* _Text provided_:
++++++
The main() Function in C: Role, Signatures, argc/argv & Exit Codes Explained
Every C program you write has one thing in common: it starts at main(). But most
beginner tutorials only show you what main() looks like, not why it
exists, what the OS actually does when it calls it, or what happens to your program after it
returns. This guide covers all of that — from the OS startup sequence to argc/argv in real
command-line tools to the exit code conventions used by every shell and CI system on the planet.
The Role of main(): Why It Exists
When the operating system runs a program, it needs a defined place to start. Different languages
solve this differently — Python executes the script file top-to-bottom, Java looks for
public static void main(String[] args), JavaScript runs from the first line.
C's solution is main() — a function with a specific name that the OS runtime
is designed to call as the first function of your program. It is not special because of any
language magic; it is special because the C runtime startup code (part of the C standard
library) is hardcoded to call a function named main after finishing its own
initialization.
This is why every C program must have exactly one main(): it is the agreed
contract between the C runtime and your code. If you don't define it, the linker reports
"undefined reference to main". If you define it twice, the linker reports "multiple definition
of main". There is exactly one entry point, no exceptions.
main()
follows all the same rules as any other C function. It can call other functions, declare local
variables, use loops and conditionals, and return a value. There is nothing syntactically
special about it beyond its name and required return type.
What Happens Before main() Runs
The path from "the OS launches your program" to "your first line of main() executes" involves several steps most developers never think about. Understanding this sequence explains some otherwise-mysterious C behaviors — like why global variables are already initialized when main() starts.
int x = 5;) are stored in the data segment with their values embedded in
the executable. By the time the first line of main() runs, all global variables are
fully initialized.
++++++
* _Tasks_:
1. Answer these questions using the guide on C's main() function:
(a) What does the linker report if a program does not define main()?
(b) What does Java look for as its starting point?
(c) What is the C runtime startup code part of?
2. Echo the part of the guide on C's main() function that runs from "This is why" up to and including "when main() starts.".
3. Carry on the guide on C's main() function from where it stops.

* _Information supplied_:
++++++
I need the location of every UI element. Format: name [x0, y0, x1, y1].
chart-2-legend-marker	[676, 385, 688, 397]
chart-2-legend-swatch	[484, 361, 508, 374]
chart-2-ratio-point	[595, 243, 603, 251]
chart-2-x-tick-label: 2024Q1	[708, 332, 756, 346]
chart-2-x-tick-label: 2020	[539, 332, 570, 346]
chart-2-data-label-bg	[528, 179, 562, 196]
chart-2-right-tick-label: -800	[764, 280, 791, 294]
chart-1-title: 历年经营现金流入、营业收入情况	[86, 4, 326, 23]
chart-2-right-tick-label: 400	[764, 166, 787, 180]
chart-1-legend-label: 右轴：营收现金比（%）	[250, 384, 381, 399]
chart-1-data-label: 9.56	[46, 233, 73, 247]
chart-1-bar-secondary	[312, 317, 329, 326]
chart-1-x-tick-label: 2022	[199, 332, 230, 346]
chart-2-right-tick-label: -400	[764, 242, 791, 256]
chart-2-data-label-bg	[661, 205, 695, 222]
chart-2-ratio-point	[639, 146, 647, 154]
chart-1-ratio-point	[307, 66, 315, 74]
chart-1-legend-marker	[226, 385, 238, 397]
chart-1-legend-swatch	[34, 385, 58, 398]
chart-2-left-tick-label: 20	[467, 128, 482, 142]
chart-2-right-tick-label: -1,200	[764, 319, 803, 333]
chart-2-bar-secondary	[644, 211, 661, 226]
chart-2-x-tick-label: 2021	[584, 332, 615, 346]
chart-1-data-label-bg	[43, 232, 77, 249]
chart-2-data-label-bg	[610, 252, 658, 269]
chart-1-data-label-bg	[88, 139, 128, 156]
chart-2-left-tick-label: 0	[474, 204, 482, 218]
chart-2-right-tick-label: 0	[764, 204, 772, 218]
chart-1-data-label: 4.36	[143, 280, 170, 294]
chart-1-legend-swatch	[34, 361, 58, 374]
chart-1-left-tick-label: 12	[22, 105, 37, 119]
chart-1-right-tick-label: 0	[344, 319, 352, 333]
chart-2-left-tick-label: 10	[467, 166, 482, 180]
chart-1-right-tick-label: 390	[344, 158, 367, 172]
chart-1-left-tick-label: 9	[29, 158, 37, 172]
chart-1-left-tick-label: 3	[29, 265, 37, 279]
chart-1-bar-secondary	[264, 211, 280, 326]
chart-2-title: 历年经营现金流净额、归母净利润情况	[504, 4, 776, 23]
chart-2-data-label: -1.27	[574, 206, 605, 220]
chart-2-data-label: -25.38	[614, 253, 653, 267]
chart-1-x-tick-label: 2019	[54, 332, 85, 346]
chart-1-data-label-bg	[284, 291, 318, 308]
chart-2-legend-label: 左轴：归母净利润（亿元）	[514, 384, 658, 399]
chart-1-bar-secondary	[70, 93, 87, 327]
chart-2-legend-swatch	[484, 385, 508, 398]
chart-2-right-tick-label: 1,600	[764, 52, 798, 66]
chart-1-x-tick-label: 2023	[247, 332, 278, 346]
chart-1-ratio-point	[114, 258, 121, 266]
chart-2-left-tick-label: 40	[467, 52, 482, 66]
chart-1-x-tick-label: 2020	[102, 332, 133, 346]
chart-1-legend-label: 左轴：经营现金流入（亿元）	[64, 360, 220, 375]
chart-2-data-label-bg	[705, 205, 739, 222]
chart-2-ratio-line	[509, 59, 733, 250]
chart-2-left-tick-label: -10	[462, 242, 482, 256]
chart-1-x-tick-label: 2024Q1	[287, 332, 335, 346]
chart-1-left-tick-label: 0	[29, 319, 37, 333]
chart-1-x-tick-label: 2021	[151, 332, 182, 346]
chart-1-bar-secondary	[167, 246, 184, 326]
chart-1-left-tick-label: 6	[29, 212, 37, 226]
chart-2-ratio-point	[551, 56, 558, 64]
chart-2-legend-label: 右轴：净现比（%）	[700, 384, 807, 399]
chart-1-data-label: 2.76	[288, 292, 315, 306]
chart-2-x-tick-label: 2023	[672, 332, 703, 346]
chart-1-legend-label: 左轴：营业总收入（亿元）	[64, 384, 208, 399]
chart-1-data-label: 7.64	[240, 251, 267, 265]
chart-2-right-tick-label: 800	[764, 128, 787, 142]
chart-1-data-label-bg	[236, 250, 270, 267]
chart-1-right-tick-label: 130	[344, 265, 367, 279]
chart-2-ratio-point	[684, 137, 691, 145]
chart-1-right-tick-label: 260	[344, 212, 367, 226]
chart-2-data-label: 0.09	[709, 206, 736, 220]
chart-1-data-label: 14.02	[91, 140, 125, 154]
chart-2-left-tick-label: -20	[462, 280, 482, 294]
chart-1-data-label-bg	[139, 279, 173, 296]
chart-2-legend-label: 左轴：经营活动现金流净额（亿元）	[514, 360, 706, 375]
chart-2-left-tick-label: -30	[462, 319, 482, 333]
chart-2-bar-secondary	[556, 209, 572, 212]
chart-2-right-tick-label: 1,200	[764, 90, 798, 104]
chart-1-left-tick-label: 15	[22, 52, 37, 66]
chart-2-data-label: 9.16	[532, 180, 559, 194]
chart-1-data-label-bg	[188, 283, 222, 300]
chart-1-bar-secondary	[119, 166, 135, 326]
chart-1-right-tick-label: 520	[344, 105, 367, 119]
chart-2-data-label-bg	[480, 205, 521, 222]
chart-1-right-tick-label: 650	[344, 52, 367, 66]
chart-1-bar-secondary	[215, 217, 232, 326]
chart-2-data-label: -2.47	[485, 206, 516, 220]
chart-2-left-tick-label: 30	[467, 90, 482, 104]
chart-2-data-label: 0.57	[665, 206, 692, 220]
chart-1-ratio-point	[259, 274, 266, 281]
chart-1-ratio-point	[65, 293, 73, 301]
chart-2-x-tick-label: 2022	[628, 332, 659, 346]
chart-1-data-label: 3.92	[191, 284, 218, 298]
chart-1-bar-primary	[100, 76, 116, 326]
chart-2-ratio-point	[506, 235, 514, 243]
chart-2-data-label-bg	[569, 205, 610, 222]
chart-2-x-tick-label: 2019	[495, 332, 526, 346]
++++++
* _Per-task answers_:
1.
(a) "undefined reference to main"
(b) public static void main(String[] args)
(c) The C standard library

2.
This is why every C program must have exactly one main(): it is the agreed
contract between the C runtime and your code. If you don't define it, the linker reports
"undefined reference to main". If you define it twice, the linker reports "multiple definition
of main". There is exactly one entry point, no exceptions.
main()
follows all the same rules as any other C function. It can call other functions, declare local
variables, use loops and conditionals, and return a value. There is nothing syntactically
special about it beyond its name and required return type.
What Happens Before main() Runs
The path from "the OS launches your program" to "your first line of main() executes" involves several steps most developers never think about. Understanding this sequence explains some otherwise-mysterious C behaviors — like why global variables are already initialized when main() starts.

3.
The Two Valid Signatures for main()
The C standard (C99, C11, C17, C23) defines exactly two valid forms of main().
Any other form is non-standard, even if some compilers accept it.
int main(void) or int main()Use when the program does not need command-line arguments.
void is more
explicit that no parameters are accepted; () is equally valid in C.
int main(int argc, char *argv[])Use when the program reads arguments from the command line. The parameter names
argc and argv are conventional — the compiler accepts any names.
/* Signature 1 — no command-line arguments needed */
int main(void) {
return 0;
}
/* Signature 2 — receives command-line arguments */
int main(int argc, char *argv[]) {
return 0;
}
/* Also valid — alternative argv declaration syntax */
int main(int argc, char **argv) {
return 0;
}
void main() is not standard C. Some compilers accept it as an
extension, but it violates the C standard and produces undefined behavior — the OS receives
no defined exit code. Always use int main(). GCC will warn about
void main() with -Wall.
argc and argv: Command-Line Arguments
When a user runs a C program from the terminal with arguments, those arguments are delivered
to main() through argc and argv. This is how every
command-line tool you've ever used — gcc, ls, git —
receives its options and file paths.
What argc and argv contain
argc (argument count) is the total number of strings in argv.
It is always at least 1 because argv[0] is always the program's name (or path).
argv (argument vector) is an array of char* pointers, each
pointing to a null-terminated string. argv[argc] is always a NULL pointer —
a guaranteed sentinel you can use to iterate without knowing argc.
Running: ./calc 10 + 5
#include <stdio.h>
#include <stdlib.h> // atoi()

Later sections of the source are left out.